Find the lines holding the string "JSON" in the data, then copy all of them.

--- START DATA PROVIDED ---

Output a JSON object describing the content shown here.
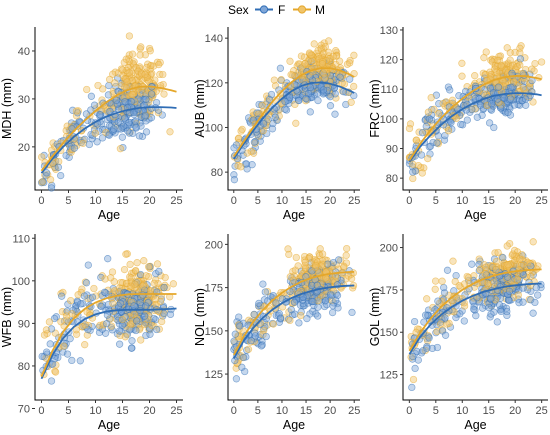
{
  "legend": {
    "title": "Sex",
    "entries": [
      {
        "label": "F",
        "color": "#2f6db5"
      },
      {
        "label": "M",
        "color": "#e5a72a"
      }
    ]
  },
  "colors": {
    "F": "#2f6db5",
    "M": "#e5a72a",
    "F_fill": "#7fa6d8",
    "M_fill": "#f0c46a"
  },
  "chart_data": [
    {
      "type": "scatter",
      "xlabel": "Age",
      "ylabel": "MDH (mm)",
      "x_ticks": [
        0,
        5,
        10,
        15,
        20,
        25
      ],
      "x_tick_labels": [
        "0",
        "5",
        "10",
        "15",
        "20",
        "25"
      ],
      "y_ticks": [
        20,
        30,
        40
      ],
      "y_tick_labels": [
        "20",
        "30",
        "40"
      ],
      "xlim": [
        -1.2,
        26.2
      ],
      "ylim": [
        11,
        45
      ],
      "series": [
        {
          "name": "F",
          "curve_x": [
            0,
            2,
            4,
            6,
            8,
            10,
            12,
            14,
            16,
            18,
            20,
            22,
            24,
            25
          ],
          "curve_y": [
            14.5,
            17.5,
            20,
            22.1,
            23.8,
            25.2,
            26.3,
            27.1,
            27.7,
            28.1,
            28.3,
            28.3,
            28.2,
            28.1
          ],
          "cloud": [
            {
              "x": 16,
              "y": 27,
              "sx": 3,
              "sy": 3.4,
              "n": 180
            },
            {
              "x": 6,
              "y": 22,
              "sx": 4,
              "sy": 3,
              "n": 70
            }
          ]
        },
        {
          "name": "M",
          "curve_x": [
            0,
            2,
            4,
            6,
            8,
            10,
            12,
            14,
            16,
            18,
            20,
            22,
            24,
            25
          ],
          "curve_y": [
            15,
            18,
            20.8,
            23.3,
            25.5,
            27.5,
            29.3,
            30.8,
            31.9,
            32.5,
            32.6,
            32.3,
            31.8,
            31.5
          ],
          "cloud": [
            {
              "x": 17.5,
              "y": 32.5,
              "sx": 2.8,
              "sy": 4,
              "n": 190
            },
            {
              "x": 6,
              "y": 23,
              "sx": 4,
              "sy": 3,
              "n": 60
            }
          ]
        }
      ]
    },
    {
      "type": "scatter",
      "xlabel": "Age",
      "ylabel": "AUB (mm)",
      "x_ticks": [
        0,
        5,
        10,
        15,
        20,
        25
      ],
      "x_tick_labels": [
        "0",
        "5",
        "10",
        "15",
        "20",
        "25"
      ],
      "y_ticks": [
        80,
        100,
        120,
        140
      ],
      "y_tick_labels": [
        "80",
        "100",
        "120",
        "140"
      ],
      "xlim": [
        -1.2,
        26.2
      ],
      "ylim": [
        72,
        145
      ],
      "series": [
        {
          "name": "F",
          "curve_x": [
            0,
            2,
            4,
            6,
            8,
            10,
            12,
            14,
            16,
            18,
            20,
            22,
            24,
            25
          ],
          "curve_y": [
            86,
            92.5,
            98.5,
            104,
            108.8,
            113,
            116.3,
            118.6,
            119.9,
            120.2,
            119.6,
            118.3,
            116.5,
            115.5
          ],
          "cloud": [
            {
              "x": 17,
              "y": 119,
              "sx": 3,
              "sy": 5.5,
              "n": 180
            },
            {
              "x": 5,
              "y": 101,
              "sx": 3.6,
              "sy": 7,
              "n": 75
            }
          ]
        },
        {
          "name": "M",
          "curve_x": [
            0,
            2,
            4,
            6,
            8,
            10,
            12,
            14,
            16,
            18,
            20,
            22,
            24,
            25
          ],
          "curve_y": [
            87,
            93.5,
            100,
            106,
            111.5,
            116.3,
            120.3,
            123.4,
            125.5,
            126.6,
            126.6,
            125.6,
            123.8,
            122.6
          ],
          "cloud": [
            {
              "x": 18,
              "y": 126,
              "sx": 2.8,
              "sy": 6,
              "n": 190
            },
            {
              "x": 6,
              "y": 104,
              "sx": 4,
              "sy": 7,
              "n": 60
            }
          ]
        }
      ]
    },
    {
      "type": "scatter",
      "xlabel": "Age",
      "ylabel": "FRC (mm)",
      "x_ticks": [
        0,
        5,
        10,
        15,
        20,
        25
      ],
      "x_tick_labels": [
        "0",
        "5",
        "10",
        "15",
        "20",
        "25"
      ],
      "y_ticks": [
        80,
        90,
        100,
        110,
        120,
        130
      ],
      "y_tick_labels": [
        "80",
        "90",
        "100",
        "110",
        "120",
        "130"
      ],
      "xlim": [
        -1.2,
        26.2
      ],
      "ylim": [
        76,
        131
      ],
      "series": [
        {
          "name": "F",
          "curve_x": [
            0,
            2,
            4,
            6,
            8,
            10,
            12,
            14,
            16,
            18,
            20,
            22,
            24,
            25
          ],
          "curve_y": [
            85.5,
            90.5,
            94.5,
            98,
            100.9,
            103.3,
            105.2,
            106.7,
            107.8,
            108.4,
            108.7,
            108.6,
            108.3,
            108
          ],
          "cloud": [
            {
              "x": 17,
              "y": 108,
              "sx": 3,
              "sy": 4,
              "n": 180
            },
            {
              "x": 5,
              "y": 96,
              "sx": 3.8,
              "sy": 5,
              "n": 75
            }
          ]
        },
        {
          "name": "M",
          "curve_x": [
            0,
            2,
            4,
            6,
            8,
            10,
            12,
            14,
            16,
            18,
            20,
            22,
            24,
            25
          ],
          "curve_y": [
            86,
            91.5,
            96.2,
            100.3,
            103.8,
            106.8,
            109.4,
            111.5,
            113.1,
            114.1,
            114.5,
            114.4,
            113.8,
            113.4
          ],
          "cloud": [
            {
              "x": 18,
              "y": 114,
              "sx": 2.8,
              "sy": 5,
              "n": 190
            },
            {
              "x": 6,
              "y": 99,
              "sx": 4,
              "sy": 5,
              "n": 60
            }
          ]
        }
      ]
    },
    {
      "type": "scatter",
      "xlabel": "Age",
      "ylabel": "WFB (mm)",
      "x_ticks": [
        0,
        5,
        10,
        15,
        20,
        25
      ],
      "x_tick_labels": [
        "0",
        "5",
        "10",
        "15",
        "20",
        "25"
      ],
      "y_ticks": [
        70,
        80,
        90,
        100,
        110
      ],
      "y_tick_labels": [
        "70",
        "80",
        "90",
        "100",
        "110"
      ],
      "xlim": [
        -1.2,
        26.2
      ],
      "ylim": [
        72,
        111
      ],
      "series": [
        {
          "name": "F",
          "curve_x": [
            0,
            2,
            4,
            6,
            8,
            10,
            12,
            14,
            16,
            18,
            20,
            22,
            24,
            25
          ],
          "curve_y": [
            77,
            82.5,
            86.5,
            89.2,
            91,
            92.1,
            92.8,
            93.1,
            93.2,
            93.2,
            93.2,
            93.3,
            93.4,
            93.5
          ],
          "cloud": [
            {
              "x": 17,
              "y": 93,
              "sx": 3,
              "sy": 4,
              "n": 180
            },
            {
              "x": 5,
              "y": 87,
              "sx": 3.6,
              "sy": 5,
              "n": 75
            }
          ]
        },
        {
          "name": "M",
          "curve_x": [
            0,
            2,
            4,
            6,
            8,
            10,
            12,
            14,
            16,
            18,
            20,
            22,
            24,
            25
          ],
          "curve_y": [
            77.5,
            83.5,
            88,
            91.2,
            93.4,
            94.9,
            95.9,
            96.5,
            96.8,
            96.9,
            96.9,
            96.9,
            96.9,
            96.9
          ],
          "cloud": [
            {
              "x": 18,
              "y": 97,
              "sx": 2.8,
              "sy": 4.5,
              "n": 190
            },
            {
              "x": 6,
              "y": 89,
              "sx": 4,
              "sy": 5,
              "n": 60
            }
          ]
        }
      ]
    },
    {
      "type": "scatter",
      "xlabel": "Age",
      "ylabel": "NOL (mm)",
      "x_ticks": [
        0,
        5,
        10,
        15,
        20,
        25
      ],
      "x_tick_labels": [
        "0",
        "5",
        "10",
        "15",
        "20",
        "25"
      ],
      "y_ticks": [
        125,
        150,
        175,
        200
      ],
      "y_tick_labels": [
        "125",
        "150",
        "175",
        "200"
      ],
      "xlim": [
        -1.2,
        26.2
      ],
      "ylim": [
        110,
        206
      ],
      "series": [
        {
          "name": "F",
          "curve_x": [
            0,
            2,
            4,
            6,
            8,
            10,
            12,
            14,
            16,
            18,
            20,
            22,
            24,
            25
          ],
          "curve_y": [
            134,
            144,
            151.5,
            157.5,
            162.2,
            166,
            169,
            171.3,
            173,
            174.3,
            175.2,
            175.8,
            176.1,
            176.2
          ],
          "cloud": [
            {
              "x": 17,
              "y": 174,
              "sx": 3,
              "sy": 8,
              "n": 180
            },
            {
              "x": 5,
              "y": 153,
              "sx": 3.6,
              "sy": 10,
              "n": 75
            }
          ]
        },
        {
          "name": "M",
          "curve_x": [
            0,
            2,
            4,
            6,
            8,
            10,
            12,
            14,
            16,
            18,
            20,
            22,
            24,
            25
          ],
          "curve_y": [
            136,
            146.5,
            155,
            162,
            167.5,
            172,
            175.6,
            178.4,
            180.5,
            182,
            183,
            183.6,
            184,
            184.1
          ],
          "cloud": [
            {
              "x": 18,
              "y": 183,
              "sx": 2.8,
              "sy": 8,
              "n": 190
            },
            {
              "x": 6,
              "y": 158,
              "sx": 4,
              "sy": 10,
              "n": 60
            }
          ]
        }
      ]
    },
    {
      "type": "scatter",
      "xlabel": "Age",
      "ylabel": "GOL (mm)",
      "x_ticks": [
        0,
        5,
        10,
        15,
        20,
        25
      ],
      "x_tick_labels": [
        "0",
        "5",
        "10",
        "15",
        "20",
        "25"
      ],
      "y_ticks": [
        125,
        150,
        175,
        200
      ],
      "y_tick_labels": [
        "125",
        "150",
        "175",
        "200"
      ],
      "xlim": [
        -1.2,
        26.2
      ],
      "ylim": [
        110,
        208
      ],
      "series": [
        {
          "name": "F",
          "curve_x": [
            0,
            2,
            4,
            6,
            8,
            10,
            12,
            14,
            16,
            18,
            20,
            22,
            24,
            25
          ],
          "curve_y": [
            137,
            147,
            154.5,
            160.3,
            164.9,
            168.6,
            171.5,
            173.8,
            175.5,
            176.8,
            177.7,
            178.3,
            178.7,
            178.8
          ],
          "cloud": [
            {
              "x": 17,
              "y": 177,
              "sx": 3,
              "sy": 8,
              "n": 180
            },
            {
              "x": 5,
              "y": 156,
              "sx": 3.6,
              "sy": 10,
              "n": 75
            }
          ]
        },
        {
          "name": "M",
          "curve_x": [
            0,
            2,
            4,
            6,
            8,
            10,
            12,
            14,
            16,
            18,
            20,
            22,
            24,
            25
          ],
          "curve_y": [
            139,
            149.5,
            158,
            165,
            170.5,
            175,
            178.6,
            181.4,
            183.5,
            185,
            186,
            186.6,
            187,
            187.1
          ],
          "cloud": [
            {
              "x": 18,
              "y": 186,
              "sx": 2.8,
              "sy": 8,
              "n": 190
            },
            {
              "x": 6,
              "y": 161,
              "sx": 4,
              "sy": 10,
              "n": 60
            }
          ]
        }
      ]
    }
  ]
}
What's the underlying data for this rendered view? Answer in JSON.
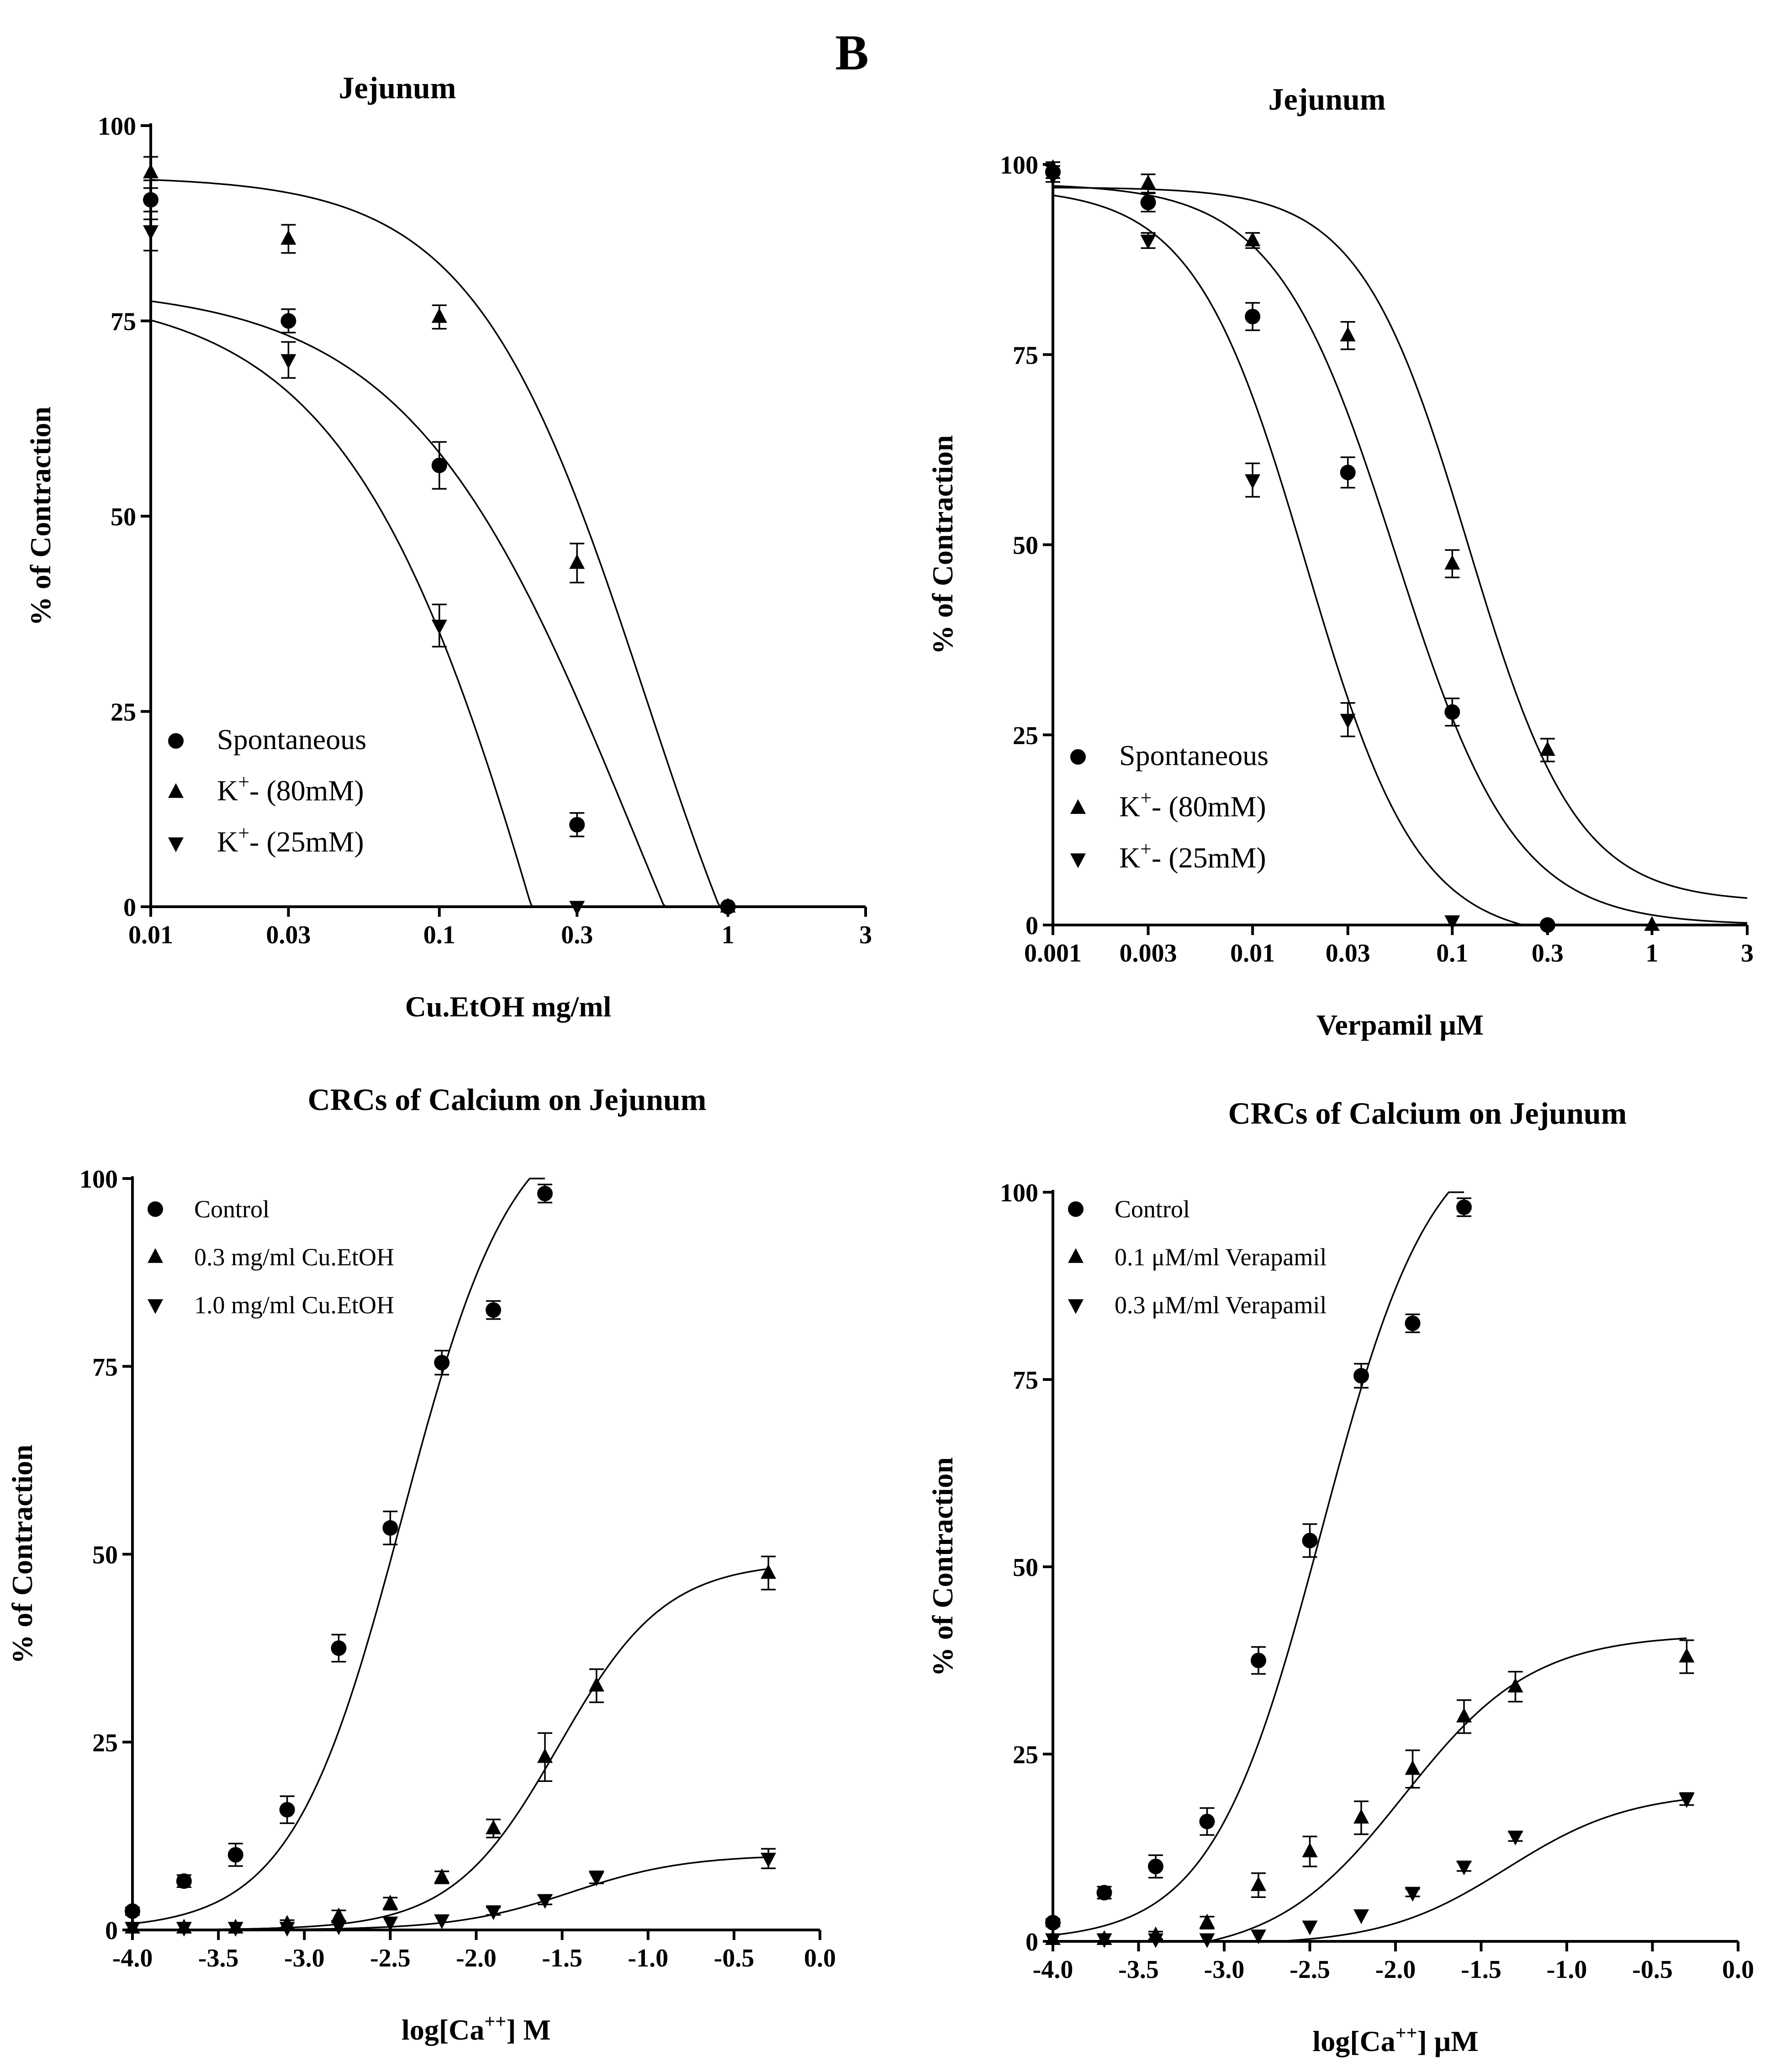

--- END DATA PROVIDED ---

◆ **RESPONSE BELOW**:
Output a JSON object describing the content shown here.
What's the underlying data for this rendered view? Answer in JSON.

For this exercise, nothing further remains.